◆ **Data for this exercise**:

════

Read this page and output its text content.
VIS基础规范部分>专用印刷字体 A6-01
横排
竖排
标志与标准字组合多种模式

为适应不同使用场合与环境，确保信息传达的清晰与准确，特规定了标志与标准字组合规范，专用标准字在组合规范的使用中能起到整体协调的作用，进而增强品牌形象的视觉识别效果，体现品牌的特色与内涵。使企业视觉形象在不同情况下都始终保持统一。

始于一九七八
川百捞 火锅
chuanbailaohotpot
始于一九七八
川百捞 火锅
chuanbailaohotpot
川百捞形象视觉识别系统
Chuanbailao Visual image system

════

◆ **Written problem**: Retype the whole listing above exactly.

◆ **Solution below**:
Read this page and output its text content.
VIS基础规范部分>专用印刷字体 A6-01
横排
竖排
标志与标准字组合多种模式

为适应不同使用场合与环境，确保信息传达的清晰与准确，特规定了标志与标准字组合规范，专用标准字在组合规范的使用中能起到整体协调的作用，进而增强品牌形象的视觉识别效果，体现品牌的特色与内涵。使企业视觉形象在不同情况下都始终保持统一。

始于一九七八
川百捞 火锅
chuanbailaohotpot
始于一九七八
川百捞 火锅
chuanbailaohotpot
川百捞形象视觉识别系统
Chuanbailao Visual image system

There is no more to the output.